## Records from a data source
-*-
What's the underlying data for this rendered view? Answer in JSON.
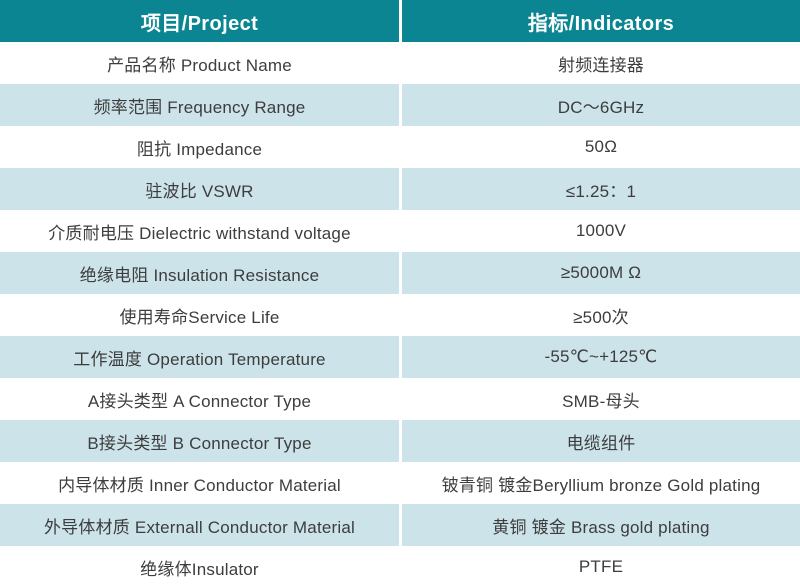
{
  "colors": {
    "header_bg": "#0a8591",
    "header_text": "#ffffff",
    "row_bg": "#ffffff",
    "alt_row_bg": "#cbe3e9",
    "body_text": "#3d3d3d",
    "divider": "#ffffff"
  },
  "table": {
    "columns": [
      {
        "key": "project",
        "label": "项目/Project"
      },
      {
        "key": "indicator",
        "label": "指标/Indicators"
      }
    ],
    "rows": [
      {
        "project": "产品名称 Product Name",
        "indicator": "射频连接器"
      },
      {
        "project": "频率范围 Frequency Range",
        "indicator": "DC～6GHz"
      },
      {
        "project": "阻抗 Impedance",
        "indicator": "50Ω"
      },
      {
        "project": "驻波比 VSWR",
        "indicator": "≤1.25：1"
      },
      {
        "project": "介质耐电压 Dielectric withstand voltage",
        "indicator": "1000V"
      },
      {
        "project": "绝缘电阻 Insulation Resistance",
        "indicator": "≥5000M Ω"
      },
      {
        "project": "使用寿命Service Life",
        "indicator": "≥500次"
      },
      {
        "project": "工作温度 Operation Temperature",
        "indicator": "-55℃~+125℃"
      },
      {
        "project": "A接头类型 A Connector Type",
        "indicator": "SMB-母头"
      },
      {
        "project": "B接头类型 B Connector Type",
        "indicator": "电缆组件"
      },
      {
        "project": "内导体材质 Inner Conductor Material",
        "indicator": "铍青铜 镀金Beryllium bronze Gold plating"
      },
      {
        "project": "外导体材质 Externall Conductor Material",
        "indicator": "黄铜 镀金 Brass gold plating"
      },
      {
        "project": "绝缘体Insulator",
        "indicator": "PTFE"
      }
    ]
  }
}
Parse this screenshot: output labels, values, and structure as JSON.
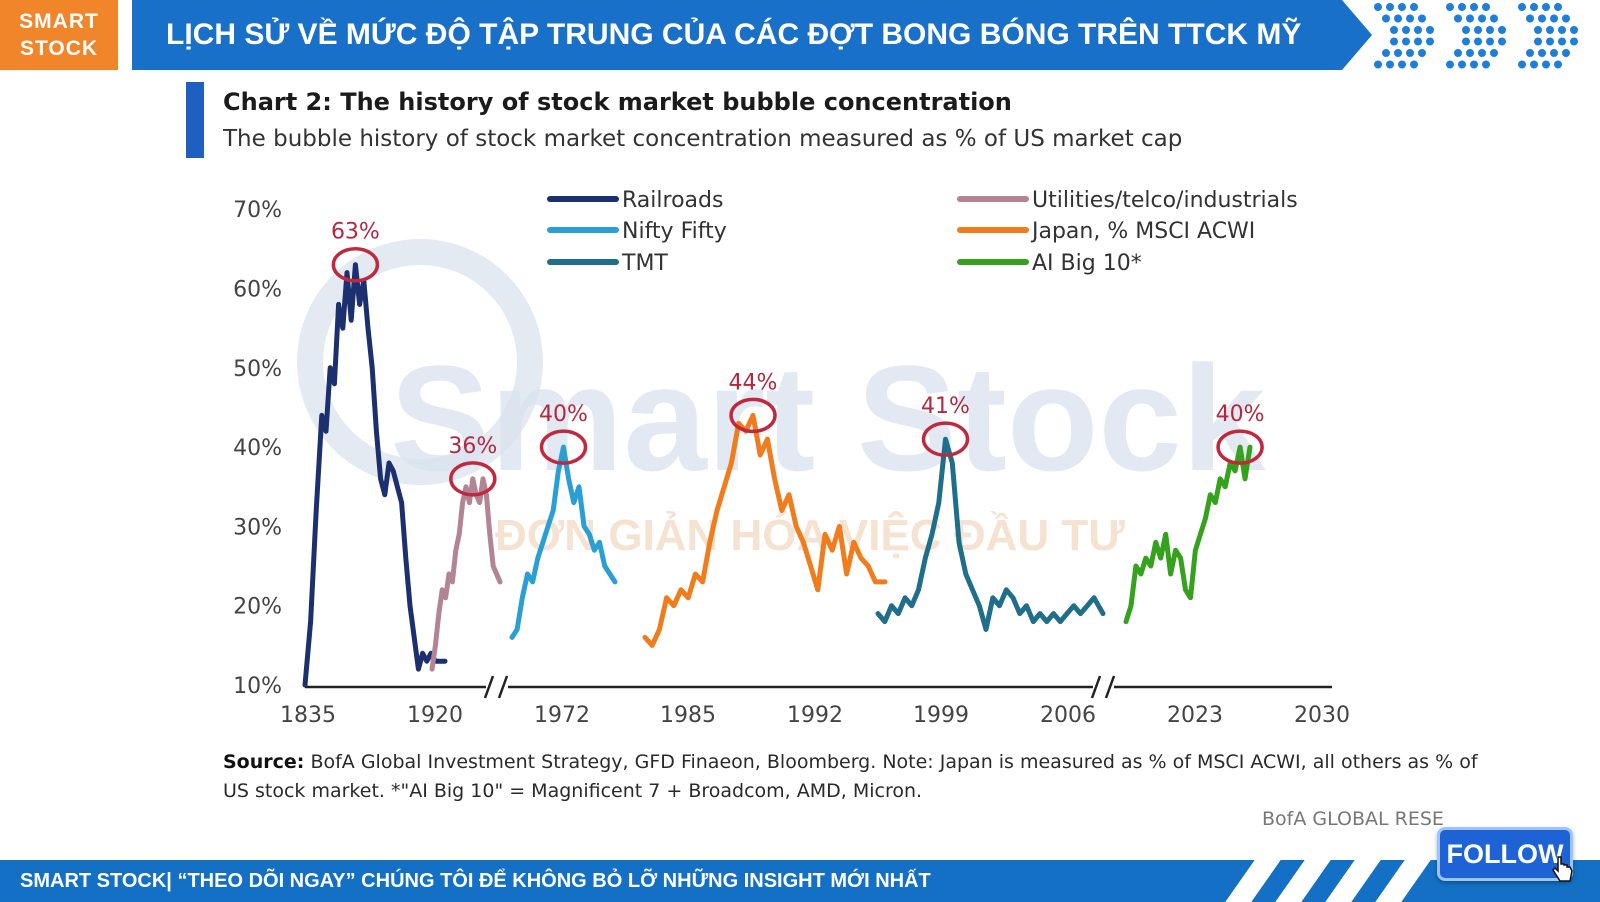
{
  "brand": {
    "line1": "SMART",
    "line2": "STOCK"
  },
  "banner": {
    "title": "LỊCH SỬ VỀ MỨC ĐỘ TẬP TRUNG CỦA CÁC ĐỢT BONG BÓNG TRÊN TTCK MỸ"
  },
  "watermark": {
    "brand": "Smart Stock",
    "tagline": "ĐƠN GIẢN HÓA VIỆC ĐẦU TƯ"
  },
  "chart_data": {
    "type": "line",
    "title": "Chart 2: The history of stock market bubble concentration",
    "subtitle": "The bubble history of stock market concentration measured as % of US market cap",
    "xlabel": "",
    "ylabel": "",
    "ylim": [
      10,
      70
    ],
    "y_ticks": [
      "10%",
      "20%",
      "30%",
      "40%",
      "50%",
      "60%",
      "70%"
    ],
    "x_ticks": [
      "1835",
      "1920",
      "1972",
      "1985",
      "1992",
      "1999",
      "2006",
      "2023",
      "2030"
    ],
    "axis_breaks": "two breaks (//) on x-axis",
    "legend_placement": "top",
    "series": [
      {
        "name": "Railroads",
        "color": "#1c2f6e",
        "x": [
          0.0,
          0.04,
          0.08,
          0.12,
          0.15,
          0.18,
          0.21,
          0.24,
          0.27,
          0.3,
          0.33,
          0.36,
          0.39,
          0.42,
          0.45,
          0.48,
          0.51,
          0.54,
          0.57,
          0.6,
          0.63,
          0.66,
          0.69,
          0.72,
          0.75,
          0.78,
          0.81,
          0.84,
          0.87,
          0.9,
          0.93,
          0.96,
          1.0
        ],
        "values": [
          10,
          18,
          32,
          44,
          42,
          50,
          48,
          58,
          55,
          62,
          56,
          63,
          58,
          61,
          55,
          50,
          42,
          36,
          34,
          38,
          37,
          35,
          33,
          26,
          20,
          16,
          12,
          14,
          13,
          14,
          13,
          13,
          13
        ]
      },
      {
        "name": "Utilities/telco/industrials",
        "color": "#b28494",
        "x": [
          0.0,
          0.05,
          0.1,
          0.15,
          0.2,
          0.25,
          0.3,
          0.35,
          0.4,
          0.45,
          0.5,
          0.55,
          0.6,
          0.65,
          0.7,
          0.75,
          0.8,
          0.85,
          0.9,
          0.95,
          1.0
        ],
        "values": [
          12,
          15,
          19,
          22,
          21,
          24,
          23,
          27,
          29,
          33,
          35,
          33,
          36,
          34,
          33,
          36,
          34,
          29,
          25,
          24,
          23
        ]
      },
      {
        "name": "Nifty Fifty",
        "color": "#2a9fd6",
        "x": [
          0.0,
          0.05,
          0.1,
          0.15,
          0.2,
          0.25,
          0.3,
          0.35,
          0.4,
          0.45,
          0.5,
          0.55,
          0.6,
          0.65,
          0.7,
          0.75,
          0.8,
          0.85,
          0.9,
          0.95,
          1.0
        ],
        "values": [
          16,
          17,
          21,
          24,
          23,
          26,
          28,
          30,
          32,
          37,
          40,
          36,
          33,
          35,
          30,
          29,
          27,
          28,
          25,
          24,
          23
        ]
      },
      {
        "name": "Japan, % MSCI ACWI",
        "color": "#f07c1c",
        "x": [
          0.0,
          0.03,
          0.06,
          0.09,
          0.12,
          0.15,
          0.18,
          0.21,
          0.24,
          0.27,
          0.3,
          0.33,
          0.36,
          0.39,
          0.42,
          0.45,
          0.48,
          0.51,
          0.54,
          0.57,
          0.6,
          0.63,
          0.66,
          0.69,
          0.72,
          0.75,
          0.78,
          0.81,
          0.84,
          0.87,
          0.9,
          0.93,
          0.96,
          1.0
        ],
        "values": [
          16,
          15,
          17,
          21,
          20,
          22,
          21,
          24,
          23,
          28,
          32,
          35,
          38,
          43,
          42,
          44,
          39,
          41,
          36,
          32,
          34,
          30,
          28,
          25,
          22,
          29,
          27,
          30,
          24,
          28,
          26,
          25,
          23,
          23
        ]
      },
      {
        "name": "TMT",
        "color": "#1f6f8b",
        "x": [
          0.0,
          0.03,
          0.06,
          0.09,
          0.12,
          0.15,
          0.18,
          0.21,
          0.24,
          0.27,
          0.3,
          0.33,
          0.36,
          0.39,
          0.42,
          0.45,
          0.48,
          0.51,
          0.54,
          0.57,
          0.6,
          0.63,
          0.66,
          0.69,
          0.72,
          0.75,
          0.78,
          0.81,
          0.84,
          0.87,
          0.9,
          0.93,
          0.96,
          1.0
        ],
        "values": [
          19,
          18,
          20,
          19,
          21,
          20,
          22,
          26,
          29,
          33,
          41,
          38,
          28,
          24,
          22,
          20,
          17,
          21,
          20,
          22,
          21,
          19,
          20,
          18,
          19,
          18,
          19,
          18,
          19,
          20,
          19,
          20,
          21,
          19
        ]
      },
      {
        "name": "AI Big 10*",
        "color": "#35a21e",
        "x": [
          0.0,
          0.04,
          0.08,
          0.12,
          0.16,
          0.2,
          0.24,
          0.28,
          0.32,
          0.36,
          0.4,
          0.44,
          0.48,
          0.52,
          0.56,
          0.6,
          0.64,
          0.68,
          0.72,
          0.76,
          0.8,
          0.84,
          0.88,
          0.92,
          0.96,
          1.0
        ],
        "values": [
          18,
          20,
          25,
          24,
          26,
          25,
          28,
          26,
          29,
          24,
          27,
          26,
          22,
          21,
          27,
          29,
          31,
          34,
          33,
          36,
          35,
          38,
          37,
          40,
          36,
          40
        ]
      }
    ],
    "annotations": [
      "63%",
      "36%",
      "40%",
      "44%",
      "41%",
      "40%"
    ]
  },
  "source": {
    "label": "Source:",
    "text": "BofA Global Investment Strategy, GFD Finaeon, Bloomberg. Note: Japan is measured as % of MSCI ACWI, all others as % of US stock market. *\"AI Big 10\" = Magnificent 7 + Broadcom, AMD, Micron."
  },
  "credit": "BofA GLOBAL RESE",
  "footer": {
    "text": "SMART STOCK| “THEO DÕI NGAY” CHÚNG TÔI ĐỂ KHÔNG BỎ LỠ NHỮNG INSIGHT MỚI NHẤT"
  },
  "follow_button": {
    "label": "FOLLOW"
  }
}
-*-
In the listing above, find the lines holding the word "plating" and copy them.

## THE COMPLETED TASK
        "indicator": "铍青铜 镀金Beryllium bronze Gold plating"
        "indicator": "黄铜 镀金 Brass gold plating"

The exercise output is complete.